DIRECTIONS: Go through the data below. Pull out every line that has the word "JSON".
########
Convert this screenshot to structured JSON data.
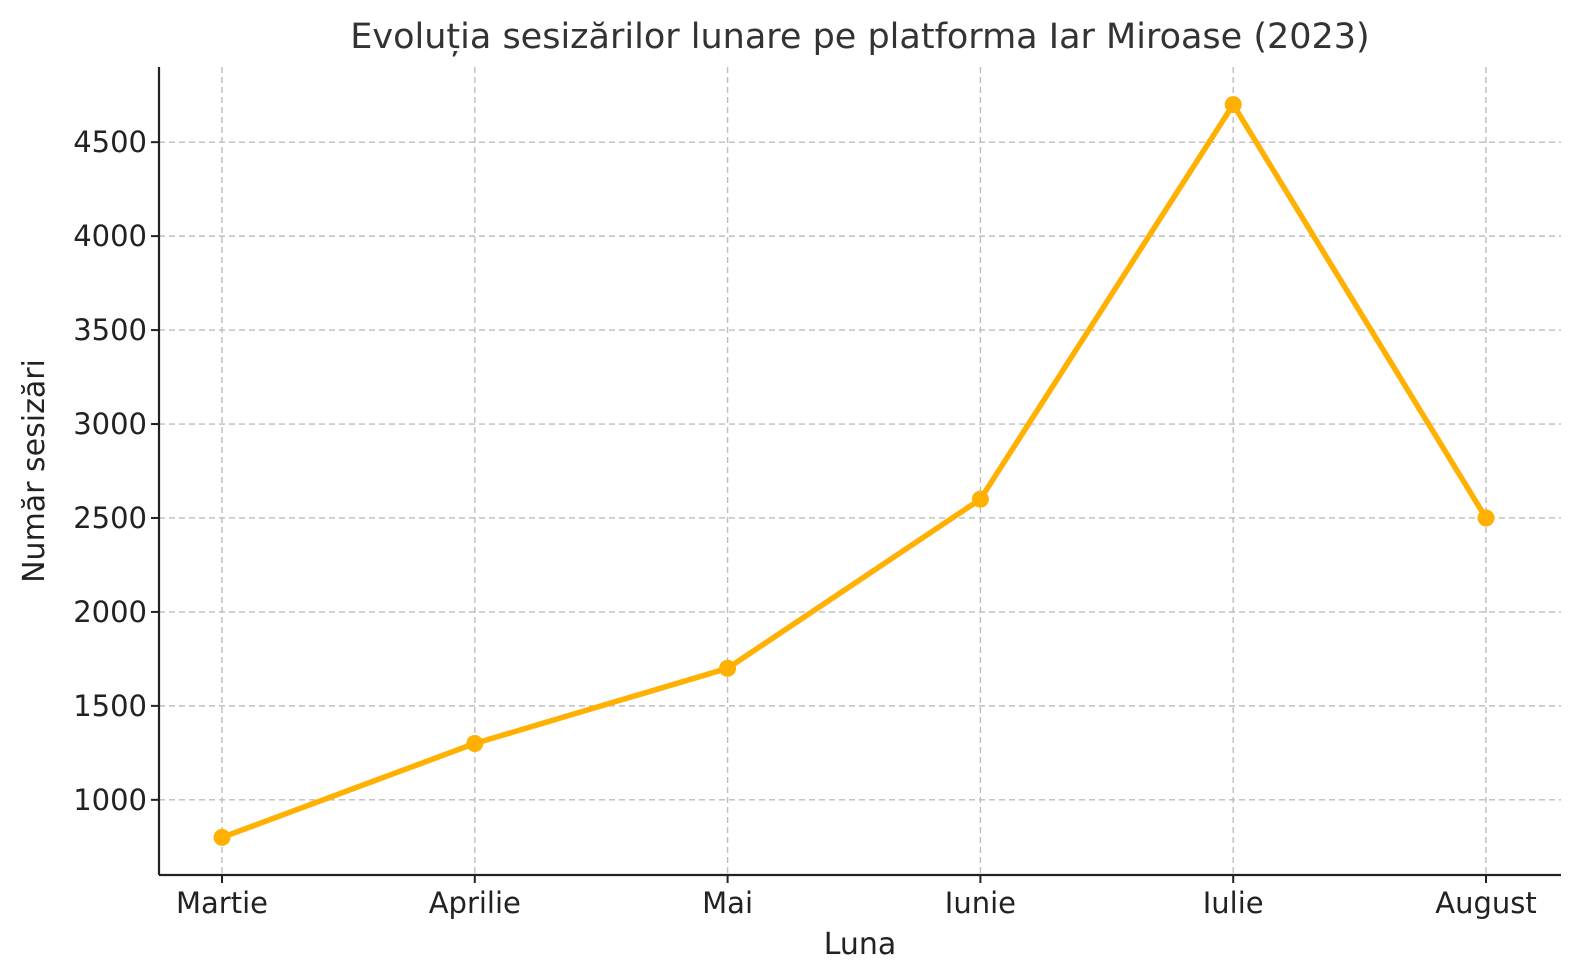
{
  "chart_data": {
    "type": "line",
    "title": "Evoluția sesizărilor lunare pe platforma Iar Miroase (2023)",
    "xlabel": "Luna",
    "ylabel": "Număr sesizări",
    "categories": [
      "Martie",
      "Aprilie",
      "Mai",
      "Iunie",
      "Iulie",
      "August"
    ],
    "series": [
      {
        "values": [
          800,
          1300,
          1700,
          2600,
          4700,
          2500
        ],
        "color": "#FFB000"
      }
    ],
    "yticks": [
      1000,
      1500,
      2000,
      2500,
      3000,
      3500,
      4000,
      4500
    ],
    "ylim": [
      600,
      4900
    ],
    "grid": true,
    "legend": "none"
  }
}
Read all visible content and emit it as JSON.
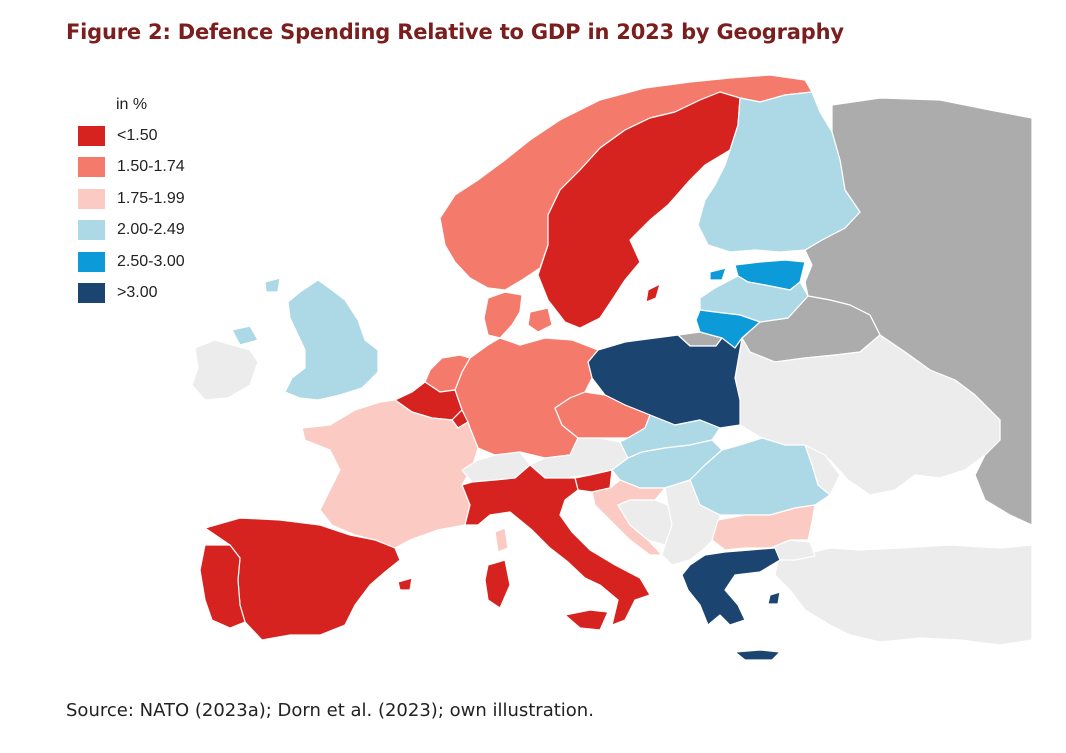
{
  "title": "Figure 2: Defence Spending Relative to GDP in 2023 by Geography",
  "source": "Source: NATO (2023a); Dorn et al. (2023); own illustration.",
  "legend": {
    "title": "in %",
    "items": [
      {
        "label": "<1.50",
        "color": "#d7231f"
      },
      {
        "label": "1.50-1.74",
        "color": "#f47b6b"
      },
      {
        "label": "1.75-1.99",
        "color": "#fbcbc3"
      },
      {
        "label": "2.00-2.49",
        "color": "#add8e6"
      },
      {
        "label": "2.50-3.00",
        "color": "#0d9ad9"
      },
      {
        "label": ">3.00",
        "color": "#1b4570"
      }
    ]
  },
  "colors": {
    "non_member": "#ececec",
    "russia_belarus": "#acacac",
    "title": "#7a1e1e"
  },
  "regions": [
    {
      "name": "Norway",
      "category": "1.50-1.74"
    },
    {
      "name": "Sweden",
      "category": "<1.50"
    },
    {
      "name": "Finland",
      "category": "2.00-2.49"
    },
    {
      "name": "Estonia",
      "category": "2.50-3.00"
    },
    {
      "name": "Latvia",
      "category": "2.00-2.49"
    },
    {
      "name": "Lithuania",
      "category": "2.50-3.00"
    },
    {
      "name": "Poland",
      "category": ">3.00"
    },
    {
      "name": "Denmark",
      "category": "1.50-1.74"
    },
    {
      "name": "Germany",
      "category": "1.50-1.74"
    },
    {
      "name": "Netherlands",
      "category": "1.50-1.74"
    },
    {
      "name": "Belgium",
      "category": "<1.50"
    },
    {
      "name": "Luxembourg",
      "category": "<1.50"
    },
    {
      "name": "France",
      "category": "1.75-1.99"
    },
    {
      "name": "Spain",
      "category": "<1.50"
    },
    {
      "name": "Portugal",
      "category": "<1.50"
    },
    {
      "name": "Italy",
      "category": "<1.50"
    },
    {
      "name": "Slovenia",
      "category": "<1.50"
    },
    {
      "name": "Czechia",
      "category": "1.50-1.74"
    },
    {
      "name": "Slovakia",
      "category": "2.00-2.49"
    },
    {
      "name": "Hungary",
      "category": "2.00-2.49"
    },
    {
      "name": "Romania",
      "category": "2.00-2.49"
    },
    {
      "name": "Bulgaria",
      "category": "1.75-1.99"
    },
    {
      "name": "Croatia",
      "category": "1.75-1.99"
    },
    {
      "name": "Greece",
      "category": ">3.00"
    },
    {
      "name": "United Kingdom",
      "category": "2.00-2.49"
    },
    {
      "name": "Ireland",
      "category": "non-member"
    },
    {
      "name": "Switzerland",
      "category": "non-member"
    },
    {
      "name": "Austria",
      "category": "non-member"
    },
    {
      "name": "Belarus",
      "category": "russia-belarus"
    },
    {
      "name": "Russia",
      "category": "russia-belarus"
    },
    {
      "name": "Ukraine",
      "category": "non-member"
    },
    {
      "name": "Moldova",
      "category": "non-member"
    },
    {
      "name": "Serbia",
      "category": "non-member"
    },
    {
      "name": "Bosnia and Herzegovina",
      "category": "non-member"
    },
    {
      "name": "Turkey",
      "category": "non-member"
    }
  ]
}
########
REPLY:
Convert this screenshot to structured JSON data.
Read all visible content and emit it as JSON.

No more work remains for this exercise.